### Written request
Identify the lines that contain the word "lightblue", then copy them.

### Task data

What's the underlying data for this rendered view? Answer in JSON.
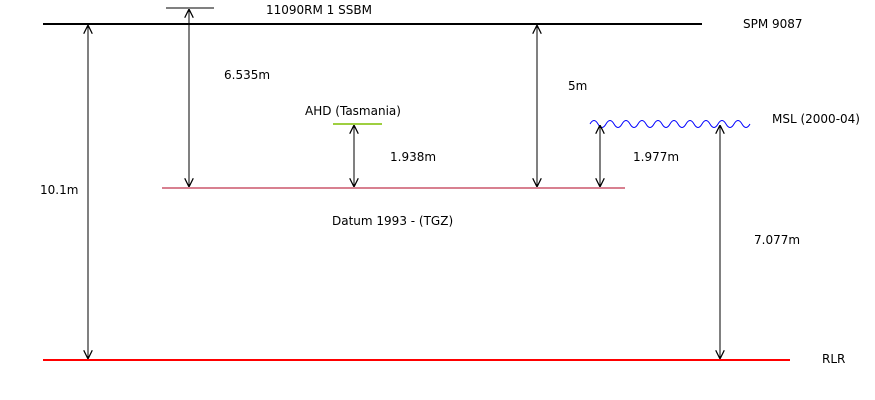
{
  "labels": {
    "spm": "SPM 9087",
    "benchmark": "11090RM 1 SSBM",
    "ahd": "AHD (Tasmania)",
    "msl": "MSL (2000-04)",
    "datum": "Datum 1993 - (TGZ)",
    "rlr": "RLR"
  },
  "measurements": {
    "spm_to_rlr": "10.1m",
    "spm_to_datum": "6.535m",
    "datum_to_ahd": "1.938m",
    "datum_to_spm_right": "5m",
    "datum_to_msl": "1.977m",
    "rlr_to_msl": "7.077m"
  },
  "colors": {
    "spm_line": "#000000",
    "datum_line": "#b00020",
    "rlr_line": "#ff0000",
    "ahd_line": "#7fbf00",
    "msl_wave": "#0000ff"
  }
}
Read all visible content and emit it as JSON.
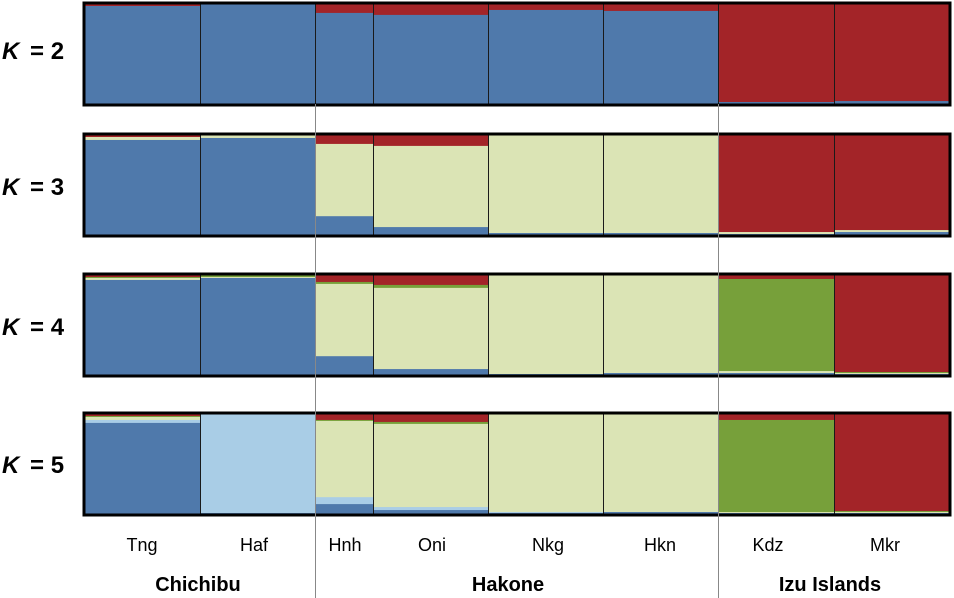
{
  "chart_data": {
    "type": "bar",
    "title": "",
    "xlabel": "",
    "ylabel": "",
    "ylim": [
      0,
      1
    ],
    "populations": [
      "Tng",
      "Haf",
      "Hnh",
      "Oni",
      "Nkg",
      "Hkn",
      "Kdz",
      "Mkr"
    ],
    "regions": [
      {
        "name": "Chichibu",
        "populations": [
          "Tng",
          "Haf"
        ]
      },
      {
        "name": "Hakone",
        "populations": [
          "Hnh",
          "Oni",
          "Nkg",
          "Hkn"
        ]
      },
      {
        "name": "Izu Islands",
        "populations": [
          "Kdz",
          "Mkr"
        ]
      }
    ],
    "cluster_colors": {
      "blue": "#4f79ab",
      "red": "#a32428",
      "cream": "#dbe4b5",
      "green": "#77a03a",
      "lightblue": "#a9cde6"
    },
    "panels": [
      {
        "k_prefix": "K",
        "k_suffix": "= 2",
        "stack_order": [
          "blue",
          "red"
        ],
        "membership": {
          "Tng": {
            "blue": 0.99,
            "red": 0.01
          },
          "Haf": {
            "blue": 1.0,
            "red": 0.0
          },
          "Hnh": {
            "blue": 0.92,
            "red": 0.08
          },
          "Oni": {
            "blue": 0.9,
            "red": 0.1
          },
          "Nkg": {
            "blue": 0.95,
            "red": 0.05
          },
          "Hkn": {
            "blue": 0.94,
            "red": 0.06
          },
          "Kdz": {
            "blue": 0.02,
            "red": 0.98
          },
          "Mkr": {
            "blue": 0.03,
            "red": 0.97
          }
        }
      },
      {
        "k_prefix": "K",
        "k_suffix": "= 3",
        "stack_order": [
          "blue",
          "cream",
          "red"
        ],
        "membership": {
          "Tng": {
            "blue": 0.96,
            "cream": 0.03,
            "red": 0.01
          },
          "Haf": {
            "blue": 0.98,
            "cream": 0.02,
            "red": 0.0
          },
          "Hnh": {
            "blue": 0.19,
            "cream": 0.73,
            "red": 0.08
          },
          "Oni": {
            "blue": 0.08,
            "cream": 0.82,
            "red": 0.1
          },
          "Nkg": {
            "blue": 0.02,
            "cream": 0.98,
            "red": 0.0
          },
          "Hkn": {
            "blue": 0.02,
            "cream": 0.98,
            "red": 0.0
          },
          "Kdz": {
            "blue": 0.01,
            "cream": 0.02,
            "red": 0.97
          },
          "Mkr": {
            "blue": 0.03,
            "cream": 0.02,
            "red": 0.95
          }
        }
      },
      {
        "k_prefix": "K",
        "k_suffix": "= 4",
        "stack_order": [
          "blue",
          "cream",
          "green",
          "red"
        ],
        "membership": {
          "Tng": {
            "blue": 0.96,
            "cream": 0.02,
            "green": 0.01,
            "red": 0.01
          },
          "Haf": {
            "blue": 0.98,
            "cream": 0.01,
            "green": 0.01,
            "red": 0.0
          },
          "Hnh": {
            "blue": 0.19,
            "cream": 0.73,
            "green": 0.02,
            "red": 0.06
          },
          "Oni": {
            "blue": 0.06,
            "cream": 0.82,
            "green": 0.03,
            "red": 0.09
          },
          "Nkg": {
            "blue": 0.01,
            "cream": 0.99,
            "green": 0.0,
            "red": 0.0
          },
          "Hkn": {
            "blue": 0.02,
            "cream": 0.98,
            "green": 0.0,
            "red": 0.0
          },
          "Kdz": {
            "blue": 0.02,
            "cream": 0.02,
            "green": 0.93,
            "red": 0.03
          },
          "Mkr": {
            "blue": 0.01,
            "cream": 0.01,
            "green": 0.01,
            "red": 0.97
          }
        }
      },
      {
        "k_prefix": "K",
        "k_suffix": "= 5",
        "stack_order": [
          "blue",
          "lightblue",
          "cream",
          "green",
          "red"
        ],
        "membership": {
          "Tng": {
            "blue": 0.92,
            "lightblue": 0.03,
            "cream": 0.03,
            "green": 0.01,
            "red": 0.01
          },
          "Haf": {
            "blue": 0.01,
            "lightblue": 0.99,
            "cream": 0.0,
            "green": 0.0,
            "red": 0.0
          },
          "Hnh": {
            "blue": 0.1,
            "lightblue": 0.07,
            "cream": 0.77,
            "green": 0.01,
            "red": 0.05
          },
          "Oni": {
            "blue": 0.04,
            "lightblue": 0.03,
            "cream": 0.84,
            "green": 0.02,
            "red": 0.07
          },
          "Nkg": {
            "blue": 0.01,
            "lightblue": 0.01,
            "cream": 0.98,
            "green": 0.0,
            "red": 0.0
          },
          "Hkn": {
            "blue": 0.02,
            "lightblue": 0.0,
            "cream": 0.98,
            "green": 0.0,
            "red": 0.0
          },
          "Kdz": {
            "blue": 0.01,
            "lightblue": 0.0,
            "cream": 0.01,
            "green": 0.93,
            "red": 0.05
          },
          "Mkr": {
            "blue": 0.01,
            "lightblue": 0.0,
            "cream": 0.01,
            "green": 0.01,
            "red": 0.97
          }
        }
      }
    ]
  }
}
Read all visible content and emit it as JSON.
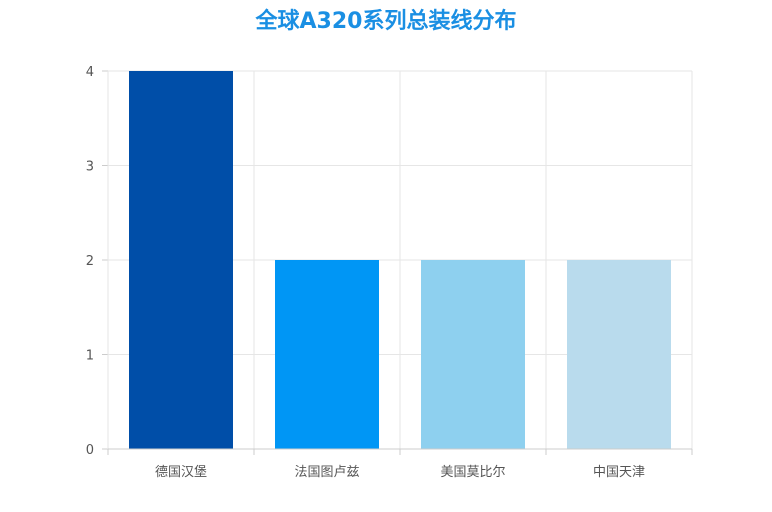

### Solved exercise
      "lightblue": "#a9cde6"
          "lightblue",
            "lightblue": 0.03,
            "lightblue": 0.99,
            "lightblue": 0.07,
            "lightblue": 0.03,
            "lightblue": 0.01,
            "lightblue": 0.0,
            "lightblue": 0.0,
            "lightblue": 0.0,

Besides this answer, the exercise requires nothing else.